*What is asked*:
Scan the material and copy every line in which "producción" appears.

>> Start

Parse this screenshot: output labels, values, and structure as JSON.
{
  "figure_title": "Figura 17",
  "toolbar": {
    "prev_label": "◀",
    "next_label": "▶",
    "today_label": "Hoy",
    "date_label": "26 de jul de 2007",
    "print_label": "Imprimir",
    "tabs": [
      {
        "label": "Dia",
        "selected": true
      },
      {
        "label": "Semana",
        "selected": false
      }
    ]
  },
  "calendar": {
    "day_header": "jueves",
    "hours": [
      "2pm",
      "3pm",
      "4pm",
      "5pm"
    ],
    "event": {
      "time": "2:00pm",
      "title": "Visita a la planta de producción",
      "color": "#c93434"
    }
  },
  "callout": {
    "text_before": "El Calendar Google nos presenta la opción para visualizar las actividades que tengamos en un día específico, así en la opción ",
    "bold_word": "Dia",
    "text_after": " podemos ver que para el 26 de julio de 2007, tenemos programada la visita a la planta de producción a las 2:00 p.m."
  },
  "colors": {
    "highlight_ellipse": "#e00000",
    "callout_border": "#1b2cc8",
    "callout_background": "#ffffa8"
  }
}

>> End

*Answer to this exercise*:
      "title": "Visita a la planta de producción",
    "text_after": " podemos ver que para el 26 de julio de 2007, tenemos programada la visita a la planta de producción a las 2:00 p.m."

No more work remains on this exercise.